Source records
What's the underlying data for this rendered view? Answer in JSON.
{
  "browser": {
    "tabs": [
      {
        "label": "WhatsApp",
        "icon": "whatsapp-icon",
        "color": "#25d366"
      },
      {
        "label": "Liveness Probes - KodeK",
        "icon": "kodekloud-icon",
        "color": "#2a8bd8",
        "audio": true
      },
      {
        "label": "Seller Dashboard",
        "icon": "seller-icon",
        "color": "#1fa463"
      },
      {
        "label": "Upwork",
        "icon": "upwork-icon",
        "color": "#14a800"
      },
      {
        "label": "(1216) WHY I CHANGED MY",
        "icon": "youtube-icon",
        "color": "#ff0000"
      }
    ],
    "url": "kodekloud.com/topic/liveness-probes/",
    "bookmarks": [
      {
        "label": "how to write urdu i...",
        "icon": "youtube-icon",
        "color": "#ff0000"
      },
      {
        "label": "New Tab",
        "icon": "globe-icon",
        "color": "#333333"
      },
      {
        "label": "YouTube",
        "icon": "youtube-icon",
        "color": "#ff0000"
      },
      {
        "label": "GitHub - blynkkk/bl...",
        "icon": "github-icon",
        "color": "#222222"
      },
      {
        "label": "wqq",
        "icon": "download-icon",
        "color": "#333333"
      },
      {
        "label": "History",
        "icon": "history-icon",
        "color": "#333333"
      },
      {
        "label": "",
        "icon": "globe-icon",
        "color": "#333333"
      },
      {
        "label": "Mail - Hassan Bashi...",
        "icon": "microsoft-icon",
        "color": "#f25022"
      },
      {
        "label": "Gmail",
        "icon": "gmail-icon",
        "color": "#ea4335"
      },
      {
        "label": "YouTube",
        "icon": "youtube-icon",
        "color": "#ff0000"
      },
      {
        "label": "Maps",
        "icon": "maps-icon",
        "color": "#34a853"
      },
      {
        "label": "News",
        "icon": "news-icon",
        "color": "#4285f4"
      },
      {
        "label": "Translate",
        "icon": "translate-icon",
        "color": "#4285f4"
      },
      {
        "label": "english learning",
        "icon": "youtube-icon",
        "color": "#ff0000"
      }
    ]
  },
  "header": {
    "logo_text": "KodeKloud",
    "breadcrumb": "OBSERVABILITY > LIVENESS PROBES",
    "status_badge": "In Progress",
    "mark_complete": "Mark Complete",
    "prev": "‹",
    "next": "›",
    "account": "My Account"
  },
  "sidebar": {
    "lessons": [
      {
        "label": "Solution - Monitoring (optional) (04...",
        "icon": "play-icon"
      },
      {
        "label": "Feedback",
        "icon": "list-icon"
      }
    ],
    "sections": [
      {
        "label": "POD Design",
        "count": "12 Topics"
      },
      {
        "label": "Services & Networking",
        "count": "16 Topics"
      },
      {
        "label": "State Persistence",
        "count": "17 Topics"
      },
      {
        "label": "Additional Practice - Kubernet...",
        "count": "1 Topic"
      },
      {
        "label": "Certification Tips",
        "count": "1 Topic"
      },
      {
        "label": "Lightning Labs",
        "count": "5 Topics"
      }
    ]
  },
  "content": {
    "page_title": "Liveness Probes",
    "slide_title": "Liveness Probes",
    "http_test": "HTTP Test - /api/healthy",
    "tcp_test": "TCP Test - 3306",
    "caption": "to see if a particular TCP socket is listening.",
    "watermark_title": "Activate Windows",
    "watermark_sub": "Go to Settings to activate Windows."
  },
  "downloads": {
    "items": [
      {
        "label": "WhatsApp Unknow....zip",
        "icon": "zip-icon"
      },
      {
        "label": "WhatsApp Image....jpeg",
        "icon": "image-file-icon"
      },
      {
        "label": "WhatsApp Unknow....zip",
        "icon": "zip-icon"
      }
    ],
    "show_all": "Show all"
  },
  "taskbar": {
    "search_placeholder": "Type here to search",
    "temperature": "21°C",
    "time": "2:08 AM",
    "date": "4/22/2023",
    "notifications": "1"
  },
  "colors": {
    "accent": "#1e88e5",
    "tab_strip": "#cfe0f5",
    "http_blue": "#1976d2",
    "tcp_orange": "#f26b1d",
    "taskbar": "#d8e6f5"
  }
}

PROBLEM TO SOLVE
Each line in the material above must be retyped without alteration.

REPLY
What's the underlying data for this rendered view? Answer in JSON.
{
  "browser": {
    "tabs": [
      {
        "label": "WhatsApp",
        "icon": "whatsapp-icon",
        "color": "#25d366"
      },
      {
        "label": "Liveness Probes - KodeK",
        "icon": "kodekloud-icon",
        "color": "#2a8bd8",
        "audio": true
      },
      {
        "label": "Seller Dashboard",
        "icon": "seller-icon",
        "color": "#1fa463"
      },
      {
        "label": "Upwork",
        "icon": "upwork-icon",
        "color": "#14a800"
      },
      {
        "label": "(1216) WHY I CHANGED MY",
        "icon": "youtube-icon",
        "color": "#ff0000"
      }
    ],
    "url": "kodekloud.com/topic/liveness-probes/",
    "bookmarks": [
      {
        "label": "how to write urdu i...",
        "icon": "youtube-icon",
        "color": "#ff0000"
      },
      {
        "label": "New Tab",
        "icon": "globe-icon",
        "color": "#333333"
      },
      {
        "label": "YouTube",
        "icon": "youtube-icon",
        "color": "#ff0000"
      },
      {
        "label": "GitHub - blynkkk/bl...",
        "icon": "github-icon",
        "color": "#222222"
      },
      {
        "label": "wqq",
        "icon": "download-icon",
        "color": "#333333"
      },
      {
        "label": "History",
        "icon": "history-icon",
        "color": "#333333"
      },
      {
        "label": "",
        "icon": "globe-icon",
        "color": "#333333"
      },
      {
        "label": "Mail - Hassan Bashi...",
        "icon": "microsoft-icon",
        "color": "#f25022"
      },
      {
        "label": "Gmail",
        "icon": "gmail-icon",
        "color": "#ea4335"
      },
      {
        "label": "YouTube",
        "icon": "youtube-icon",
        "color": "#ff0000"
      },
      {
        "label": "Maps",
        "icon": "maps-icon",
        "color": "#34a853"
      },
      {
        "label": "News",
        "icon": "news-icon",
        "color": "#4285f4"
      },
      {
        "label": "Translate",
        "icon": "translate-icon",
        "color": "#4285f4"
      },
      {
        "label": "english learning",
        "icon": "youtube-icon",
        "color": "#ff0000"
      }
    ]
  },
  "header": {
    "logo_text": "KodeKloud",
    "breadcrumb": "OBSERVABILITY > LIVENESS PROBES",
    "status_badge": "In Progress",
    "mark_complete": "Mark Complete",
    "prev": "‹",
    "next": "›",
    "account": "My Account"
  },
  "sidebar": {
    "lessons": [
      {
        "label": "Solution - Monitoring (optional) (04...",
        "icon": "play-icon"
      },
      {
        "label": "Feedback",
        "icon": "list-icon"
      }
    ],
    "sections": [
      {
        "label": "POD Design",
        "count": "12 Topics"
      },
      {
        "label": "Services & Networking",
        "count": "16 Topics"
      },
      {
        "label": "State Persistence",
        "count": "17 Topics"
      },
      {
        "label": "Additional Practice - Kubernet...",
        "count": "1 Topic"
      },
      {
        "label": "Certification Tips",
        "count": "1 Topic"
      },
      {
        "label": "Lightning Labs",
        "count": "5 Topics"
      }
    ]
  },
  "content": {
    "page_title": "Liveness Probes",
    "slide_title": "Liveness Probes",
    "http_test": "HTTP Test - /api/healthy",
    "tcp_test": "TCP Test - 3306",
    "caption": "to see if a particular TCP socket is listening.",
    "watermark_title": "Activate Windows",
    "watermark_sub": "Go to Settings to activate Windows."
  },
  "downloads": {
    "items": [
      {
        "label": "WhatsApp Unknow....zip",
        "icon": "zip-icon"
      },
      {
        "label": "WhatsApp Image....jpeg",
        "icon": "image-file-icon"
      },
      {
        "label": "WhatsApp Unknow....zip",
        "icon": "zip-icon"
      }
    ],
    "show_all": "Show all"
  },
  "taskbar": {
    "search_placeholder": "Type here to search",
    "temperature": "21°C",
    "time": "2:08 AM",
    "date": "4/22/2023",
    "notifications": "1"
  },
  "colors": {
    "accent": "#1e88e5",
    "tab_strip": "#cfe0f5",
    "http_blue": "#1976d2",
    "tcp_orange": "#f26b1d",
    "taskbar": "#d8e6f5"
  }
}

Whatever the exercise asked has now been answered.